Prompt 1:
Translate this sentence from the article on the Israel–Iran strikes into Spanish: "Iran launched retaliatory airstrikes at Israel on Friday night, with explosions heard in Jerusalem and Tel Aviv, the country's two biggest cities."
Prompt 2:
Set down word for word the stretch of the article on the Israel–Iran strikes from "Meanwhile, protests, organized" through "and her husband.".
Prompt 3:
Turn the paragraph of the article on the Israel–Iran strikes that begins "The strikes knocked risky assets" into a short bulleted list of its effects.
---------- Article ----------
Israel launched a barrage of strikes across Iran on Friday
and Saturday, saying it had attacked nuclear facilities and
missile factories and killed a swathe of military commanders in
what could be a prolonged operation to prevent Tehran building
an atomic weapon.
Iran launched retaliatory airstrikes at Israel on Friday
night, with explosions heard in Jerusalem and Tel Aviv, the
country's two biggest cities.
On Saturday Prime Minister Benjamin Netanyahu said Israeli
strikes would intensify, while Tehran called off nuclear talks
that Washington had held out as the only way to halt the
bombing.
Israel on Saturday also appeared to have
hit Iran's oil and gas industry
for the first time, with Iranian state media reporting a
blaze at a gas field.
The strikes knocked risky assets on Friday, including
stocks, lifted oil prices and prompted a rush into safe havens
such as gold and the dollar.
Meanwhile, protests, organized by the "No Kings" coalition
to oppose Trump's policies, were another potential damper on
risk sentiment. Hours before those protests began on Saturday, a
gunman posing as a police officer opened fire on two Minnesota
politicians and their spouses, killing Democratic state
assemblywoman Melissa Hortman and her husband.
---------- Extracted records ----------
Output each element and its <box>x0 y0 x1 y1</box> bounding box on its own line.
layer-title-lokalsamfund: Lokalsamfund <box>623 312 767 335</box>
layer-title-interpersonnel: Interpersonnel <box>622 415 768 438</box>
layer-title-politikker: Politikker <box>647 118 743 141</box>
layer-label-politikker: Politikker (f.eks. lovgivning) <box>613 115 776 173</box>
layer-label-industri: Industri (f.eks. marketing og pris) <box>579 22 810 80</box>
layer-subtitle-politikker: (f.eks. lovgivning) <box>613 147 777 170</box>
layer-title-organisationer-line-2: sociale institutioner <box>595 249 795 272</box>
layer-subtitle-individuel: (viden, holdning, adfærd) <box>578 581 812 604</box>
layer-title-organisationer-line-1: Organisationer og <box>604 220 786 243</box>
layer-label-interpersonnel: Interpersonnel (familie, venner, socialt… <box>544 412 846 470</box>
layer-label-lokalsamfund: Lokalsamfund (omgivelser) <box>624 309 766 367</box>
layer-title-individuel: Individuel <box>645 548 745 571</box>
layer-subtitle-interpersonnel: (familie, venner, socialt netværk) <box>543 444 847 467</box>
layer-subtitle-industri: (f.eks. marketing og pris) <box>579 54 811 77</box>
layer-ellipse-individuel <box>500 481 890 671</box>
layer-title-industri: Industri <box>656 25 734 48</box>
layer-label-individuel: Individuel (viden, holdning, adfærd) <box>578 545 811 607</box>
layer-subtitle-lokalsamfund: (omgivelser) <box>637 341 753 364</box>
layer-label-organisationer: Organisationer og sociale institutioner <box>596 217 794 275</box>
----------
Written reply 1:
Irán lanzó ataques aéreos de represalia contra Israel el viernes por la noche, y se oyeron explosiones en Jerusalén y Tel Aviv, las dos ciudades más grandes del país.

Written reply 2:
Meanwhile, protests, organized by the "No Kings" coalition
to oppose Trump's policies, were another potential damper on
risk sentiment. Hours before those protests began on Saturday, a
gunman posing as a police officer opened fire on two Minnesota
politicians and their spouses, killing Democratic state
assemblywoman Melissa Hortman and her husband.

Written reply 3:
On Friday, the strikes:
- knocked risky assets, including stocks
- lifted oil prices
- prompted a rush into safe havens such as gold and the dollar